Give the lines from the one containing "junction node M2" through the one containing "svg-text:1 kHz: 1 kHz [69, 55, 79, 59]" again with "top rail" swapped for "upper rail" and nothing else changed. Give only those lines.
─── EXERCISE DATA ───
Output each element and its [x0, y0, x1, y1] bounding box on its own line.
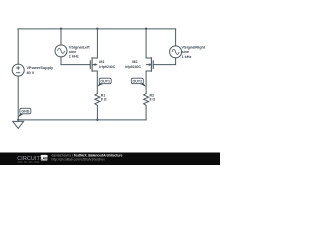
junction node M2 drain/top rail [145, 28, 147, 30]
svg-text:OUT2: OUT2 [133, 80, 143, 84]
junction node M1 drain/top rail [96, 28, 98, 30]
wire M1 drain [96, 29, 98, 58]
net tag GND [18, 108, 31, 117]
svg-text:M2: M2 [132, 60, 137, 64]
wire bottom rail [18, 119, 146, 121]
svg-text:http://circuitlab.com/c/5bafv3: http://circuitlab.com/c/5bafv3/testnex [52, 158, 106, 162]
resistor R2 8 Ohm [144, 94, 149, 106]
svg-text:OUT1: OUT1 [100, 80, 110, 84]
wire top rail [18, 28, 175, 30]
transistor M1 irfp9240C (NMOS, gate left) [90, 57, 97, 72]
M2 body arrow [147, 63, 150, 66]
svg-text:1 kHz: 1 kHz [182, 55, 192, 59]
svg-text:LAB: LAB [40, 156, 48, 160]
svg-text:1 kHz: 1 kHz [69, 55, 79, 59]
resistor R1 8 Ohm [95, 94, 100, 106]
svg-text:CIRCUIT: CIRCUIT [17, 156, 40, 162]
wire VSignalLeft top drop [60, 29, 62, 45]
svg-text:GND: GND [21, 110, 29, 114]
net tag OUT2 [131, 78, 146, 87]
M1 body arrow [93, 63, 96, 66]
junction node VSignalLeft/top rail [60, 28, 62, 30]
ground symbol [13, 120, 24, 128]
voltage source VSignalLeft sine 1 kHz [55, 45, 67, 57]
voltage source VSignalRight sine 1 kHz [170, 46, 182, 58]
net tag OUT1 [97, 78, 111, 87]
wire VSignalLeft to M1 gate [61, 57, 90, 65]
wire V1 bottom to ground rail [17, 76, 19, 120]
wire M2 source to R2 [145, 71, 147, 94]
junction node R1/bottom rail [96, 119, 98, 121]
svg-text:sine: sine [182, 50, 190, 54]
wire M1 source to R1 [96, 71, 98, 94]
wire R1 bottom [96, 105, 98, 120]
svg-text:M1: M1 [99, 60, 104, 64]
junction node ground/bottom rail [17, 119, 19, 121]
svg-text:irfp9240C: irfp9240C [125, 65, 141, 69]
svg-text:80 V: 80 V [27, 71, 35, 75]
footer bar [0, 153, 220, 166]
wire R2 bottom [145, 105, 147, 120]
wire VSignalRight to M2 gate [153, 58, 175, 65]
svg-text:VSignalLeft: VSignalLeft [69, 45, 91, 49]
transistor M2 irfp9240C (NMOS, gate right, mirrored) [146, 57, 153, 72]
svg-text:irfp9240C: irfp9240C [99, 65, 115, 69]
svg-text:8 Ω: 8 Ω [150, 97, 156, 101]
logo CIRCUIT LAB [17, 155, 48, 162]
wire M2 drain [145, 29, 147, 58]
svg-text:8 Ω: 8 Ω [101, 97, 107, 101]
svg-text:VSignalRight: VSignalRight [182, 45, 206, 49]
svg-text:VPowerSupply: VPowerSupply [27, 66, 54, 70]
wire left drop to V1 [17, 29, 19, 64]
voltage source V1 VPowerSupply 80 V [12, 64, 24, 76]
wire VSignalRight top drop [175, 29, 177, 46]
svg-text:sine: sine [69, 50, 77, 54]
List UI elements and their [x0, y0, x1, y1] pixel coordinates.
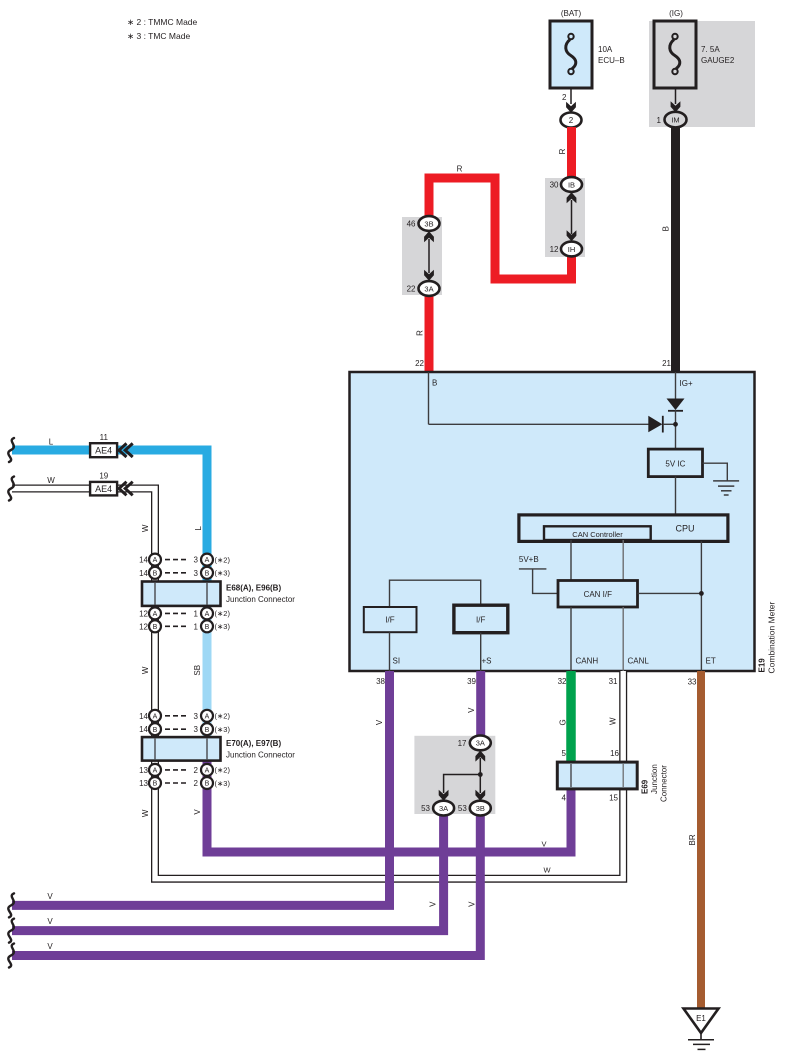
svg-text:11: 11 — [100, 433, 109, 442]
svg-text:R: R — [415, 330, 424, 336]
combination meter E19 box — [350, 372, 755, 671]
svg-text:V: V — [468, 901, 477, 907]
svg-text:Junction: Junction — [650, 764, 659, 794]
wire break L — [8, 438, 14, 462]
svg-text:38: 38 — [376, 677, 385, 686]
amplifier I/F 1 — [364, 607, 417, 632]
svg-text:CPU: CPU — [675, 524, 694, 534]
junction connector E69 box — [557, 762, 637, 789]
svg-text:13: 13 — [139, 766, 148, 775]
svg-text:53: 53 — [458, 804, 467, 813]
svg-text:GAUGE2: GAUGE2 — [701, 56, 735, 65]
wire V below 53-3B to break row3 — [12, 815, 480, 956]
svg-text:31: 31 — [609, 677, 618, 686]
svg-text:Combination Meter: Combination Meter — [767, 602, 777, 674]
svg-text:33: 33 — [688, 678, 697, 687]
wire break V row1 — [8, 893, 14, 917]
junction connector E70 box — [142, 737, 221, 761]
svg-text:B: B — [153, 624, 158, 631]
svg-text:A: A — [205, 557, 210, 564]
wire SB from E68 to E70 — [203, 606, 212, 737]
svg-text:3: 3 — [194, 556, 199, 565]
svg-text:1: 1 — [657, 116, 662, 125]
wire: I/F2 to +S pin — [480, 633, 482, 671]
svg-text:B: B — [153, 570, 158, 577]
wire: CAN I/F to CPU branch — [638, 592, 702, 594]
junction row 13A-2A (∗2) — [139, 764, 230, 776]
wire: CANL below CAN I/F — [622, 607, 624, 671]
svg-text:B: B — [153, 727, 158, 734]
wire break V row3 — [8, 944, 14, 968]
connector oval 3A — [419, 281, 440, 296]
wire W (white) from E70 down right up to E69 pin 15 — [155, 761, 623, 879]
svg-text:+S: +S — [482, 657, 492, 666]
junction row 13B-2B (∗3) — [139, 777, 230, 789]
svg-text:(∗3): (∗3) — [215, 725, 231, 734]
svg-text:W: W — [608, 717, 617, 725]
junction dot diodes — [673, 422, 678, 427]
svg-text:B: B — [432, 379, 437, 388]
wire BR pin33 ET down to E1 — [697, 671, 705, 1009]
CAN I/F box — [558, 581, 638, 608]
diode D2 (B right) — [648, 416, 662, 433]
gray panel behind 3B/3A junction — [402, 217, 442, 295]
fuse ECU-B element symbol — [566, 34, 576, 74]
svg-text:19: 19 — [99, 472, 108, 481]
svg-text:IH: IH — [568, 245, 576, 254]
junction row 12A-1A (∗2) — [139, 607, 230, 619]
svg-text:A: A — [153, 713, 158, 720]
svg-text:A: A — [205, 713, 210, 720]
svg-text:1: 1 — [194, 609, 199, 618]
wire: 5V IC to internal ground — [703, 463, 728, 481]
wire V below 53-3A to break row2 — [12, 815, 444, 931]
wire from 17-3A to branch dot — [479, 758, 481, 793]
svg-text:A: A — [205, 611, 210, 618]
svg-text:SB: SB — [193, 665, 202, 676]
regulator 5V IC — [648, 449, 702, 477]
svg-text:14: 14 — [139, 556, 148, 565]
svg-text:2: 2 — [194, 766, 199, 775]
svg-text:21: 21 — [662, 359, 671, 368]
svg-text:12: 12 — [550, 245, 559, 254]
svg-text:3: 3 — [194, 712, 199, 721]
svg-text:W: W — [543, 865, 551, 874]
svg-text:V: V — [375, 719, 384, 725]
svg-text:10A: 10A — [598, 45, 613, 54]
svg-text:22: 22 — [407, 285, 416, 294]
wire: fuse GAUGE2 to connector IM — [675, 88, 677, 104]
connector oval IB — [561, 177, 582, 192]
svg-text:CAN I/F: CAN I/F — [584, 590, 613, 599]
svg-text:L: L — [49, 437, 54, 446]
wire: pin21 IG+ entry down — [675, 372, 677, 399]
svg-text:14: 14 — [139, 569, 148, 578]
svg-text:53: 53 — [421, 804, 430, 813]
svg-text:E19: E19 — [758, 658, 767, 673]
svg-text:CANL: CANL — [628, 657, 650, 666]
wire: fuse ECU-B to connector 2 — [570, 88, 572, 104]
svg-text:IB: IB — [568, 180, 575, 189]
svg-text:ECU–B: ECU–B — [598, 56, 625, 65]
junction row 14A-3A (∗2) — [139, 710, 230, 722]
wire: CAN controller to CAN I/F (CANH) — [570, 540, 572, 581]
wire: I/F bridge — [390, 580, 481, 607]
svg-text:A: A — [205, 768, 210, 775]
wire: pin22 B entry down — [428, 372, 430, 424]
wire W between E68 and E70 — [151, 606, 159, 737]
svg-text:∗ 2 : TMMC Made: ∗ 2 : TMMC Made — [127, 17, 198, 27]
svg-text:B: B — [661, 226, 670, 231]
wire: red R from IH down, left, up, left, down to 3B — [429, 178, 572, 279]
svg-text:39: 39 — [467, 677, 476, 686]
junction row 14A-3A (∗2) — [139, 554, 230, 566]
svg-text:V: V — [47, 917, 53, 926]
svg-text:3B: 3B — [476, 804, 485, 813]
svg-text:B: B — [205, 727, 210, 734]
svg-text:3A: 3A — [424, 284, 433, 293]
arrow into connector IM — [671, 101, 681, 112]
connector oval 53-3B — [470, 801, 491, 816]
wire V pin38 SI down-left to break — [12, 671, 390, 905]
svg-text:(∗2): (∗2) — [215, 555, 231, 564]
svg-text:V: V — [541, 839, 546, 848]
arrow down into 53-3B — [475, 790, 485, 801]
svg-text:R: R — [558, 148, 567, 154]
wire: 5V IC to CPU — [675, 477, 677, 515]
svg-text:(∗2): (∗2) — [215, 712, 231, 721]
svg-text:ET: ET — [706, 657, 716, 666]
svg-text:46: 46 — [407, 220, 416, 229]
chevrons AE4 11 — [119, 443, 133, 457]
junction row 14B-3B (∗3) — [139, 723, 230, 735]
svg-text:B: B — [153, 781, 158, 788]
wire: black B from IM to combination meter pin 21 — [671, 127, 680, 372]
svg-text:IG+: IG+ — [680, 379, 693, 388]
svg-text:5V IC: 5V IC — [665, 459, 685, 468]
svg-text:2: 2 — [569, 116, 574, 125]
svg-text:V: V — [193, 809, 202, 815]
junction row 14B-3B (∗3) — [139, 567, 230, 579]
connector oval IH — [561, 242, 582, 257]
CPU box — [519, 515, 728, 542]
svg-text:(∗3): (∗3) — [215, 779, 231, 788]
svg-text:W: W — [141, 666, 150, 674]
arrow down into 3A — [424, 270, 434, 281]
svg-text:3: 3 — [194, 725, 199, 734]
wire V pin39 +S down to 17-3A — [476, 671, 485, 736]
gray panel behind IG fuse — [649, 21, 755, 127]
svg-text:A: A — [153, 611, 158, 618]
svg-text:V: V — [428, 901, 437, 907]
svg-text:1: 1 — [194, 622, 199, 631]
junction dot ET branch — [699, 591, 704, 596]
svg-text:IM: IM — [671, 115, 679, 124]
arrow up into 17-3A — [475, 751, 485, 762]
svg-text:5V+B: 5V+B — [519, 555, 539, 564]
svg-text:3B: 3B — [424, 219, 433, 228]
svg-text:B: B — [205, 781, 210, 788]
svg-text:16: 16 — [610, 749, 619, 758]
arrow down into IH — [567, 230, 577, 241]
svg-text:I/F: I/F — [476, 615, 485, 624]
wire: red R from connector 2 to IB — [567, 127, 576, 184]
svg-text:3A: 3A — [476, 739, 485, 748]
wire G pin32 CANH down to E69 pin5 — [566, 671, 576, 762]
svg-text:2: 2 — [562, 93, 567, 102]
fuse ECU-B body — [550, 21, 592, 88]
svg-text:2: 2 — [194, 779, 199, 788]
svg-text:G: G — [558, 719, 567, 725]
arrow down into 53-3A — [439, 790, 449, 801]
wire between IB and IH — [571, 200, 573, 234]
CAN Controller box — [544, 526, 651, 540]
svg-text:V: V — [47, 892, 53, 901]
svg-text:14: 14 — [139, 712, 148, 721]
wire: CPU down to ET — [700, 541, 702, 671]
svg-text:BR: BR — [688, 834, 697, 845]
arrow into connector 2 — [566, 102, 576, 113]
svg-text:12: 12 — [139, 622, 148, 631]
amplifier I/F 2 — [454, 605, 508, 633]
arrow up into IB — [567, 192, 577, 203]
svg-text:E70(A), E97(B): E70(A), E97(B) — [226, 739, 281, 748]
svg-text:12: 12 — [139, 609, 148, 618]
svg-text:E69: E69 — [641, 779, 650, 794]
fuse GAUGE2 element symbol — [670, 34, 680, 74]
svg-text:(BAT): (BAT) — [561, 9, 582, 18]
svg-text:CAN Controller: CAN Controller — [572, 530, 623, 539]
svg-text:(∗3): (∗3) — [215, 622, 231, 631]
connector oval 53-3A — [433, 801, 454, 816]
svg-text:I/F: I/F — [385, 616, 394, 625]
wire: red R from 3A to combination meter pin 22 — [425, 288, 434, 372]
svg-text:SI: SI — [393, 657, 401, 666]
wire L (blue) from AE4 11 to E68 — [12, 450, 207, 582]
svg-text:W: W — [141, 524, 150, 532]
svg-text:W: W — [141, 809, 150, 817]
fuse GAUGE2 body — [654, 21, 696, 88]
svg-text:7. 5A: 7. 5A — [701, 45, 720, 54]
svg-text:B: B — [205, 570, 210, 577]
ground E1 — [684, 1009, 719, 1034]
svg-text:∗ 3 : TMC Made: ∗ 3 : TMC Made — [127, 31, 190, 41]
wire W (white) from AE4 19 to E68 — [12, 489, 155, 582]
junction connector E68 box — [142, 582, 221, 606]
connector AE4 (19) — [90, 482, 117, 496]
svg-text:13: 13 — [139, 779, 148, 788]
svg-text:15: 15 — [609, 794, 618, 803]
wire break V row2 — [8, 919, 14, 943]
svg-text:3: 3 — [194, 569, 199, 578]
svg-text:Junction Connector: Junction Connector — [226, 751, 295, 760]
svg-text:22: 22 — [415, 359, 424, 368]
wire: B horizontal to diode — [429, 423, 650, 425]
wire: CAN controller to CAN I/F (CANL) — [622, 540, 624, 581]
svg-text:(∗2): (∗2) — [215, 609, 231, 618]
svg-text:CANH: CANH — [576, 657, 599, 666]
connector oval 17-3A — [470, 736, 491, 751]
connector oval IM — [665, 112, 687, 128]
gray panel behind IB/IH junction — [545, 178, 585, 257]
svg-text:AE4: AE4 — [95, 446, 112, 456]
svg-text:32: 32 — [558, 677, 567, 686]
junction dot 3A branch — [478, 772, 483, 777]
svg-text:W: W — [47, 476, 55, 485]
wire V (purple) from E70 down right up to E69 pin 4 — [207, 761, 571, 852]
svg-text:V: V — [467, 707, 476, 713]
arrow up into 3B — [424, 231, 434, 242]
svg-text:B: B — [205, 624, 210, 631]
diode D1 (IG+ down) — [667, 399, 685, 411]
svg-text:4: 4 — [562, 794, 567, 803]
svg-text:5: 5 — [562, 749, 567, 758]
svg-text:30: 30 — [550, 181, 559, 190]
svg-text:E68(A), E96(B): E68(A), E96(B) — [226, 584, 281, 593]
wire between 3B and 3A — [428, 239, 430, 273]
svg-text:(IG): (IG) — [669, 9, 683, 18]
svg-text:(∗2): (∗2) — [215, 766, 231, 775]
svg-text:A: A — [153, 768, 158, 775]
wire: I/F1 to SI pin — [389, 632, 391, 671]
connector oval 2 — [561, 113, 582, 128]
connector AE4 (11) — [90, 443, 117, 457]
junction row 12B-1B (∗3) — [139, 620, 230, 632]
───
**WRITTEN RESPONSE:**
junction node M2 drain/upper rail [145, 28, 147, 30]
svg-text:OUT2: OUT2 [133, 80, 143, 84]
junction node M1 drain/upper rail [96, 28, 98, 30]
wire M1 drain [96, 29, 98, 58]
net tag GND [18, 108, 31, 117]
svg-text:M2: M2 [132, 60, 137, 64]
wire bottom rail [18, 119, 146, 121]
svg-text:http://circuitlab.com/c/5bafv3: http://circuitlab.com/c/5bafv3/testnex [52, 158, 106, 162]
resistor R2 8 Ohm [144, 94, 149, 106]
svg-text:OUT1: OUT1 [100, 80, 110, 84]
wire upper rail [18, 28, 175, 30]
transistor M1 irfp9240C (NMOS, gate left) [90, 57, 97, 72]
M2 body arrow [147, 63, 150, 66]
svg-text:1 kHz: 1 kHz [182, 55, 192, 59]
svg-text:LAB: LAB [40, 156, 48, 160]
svg-text:1 kHz: 1 kHz [69, 55, 79, 59]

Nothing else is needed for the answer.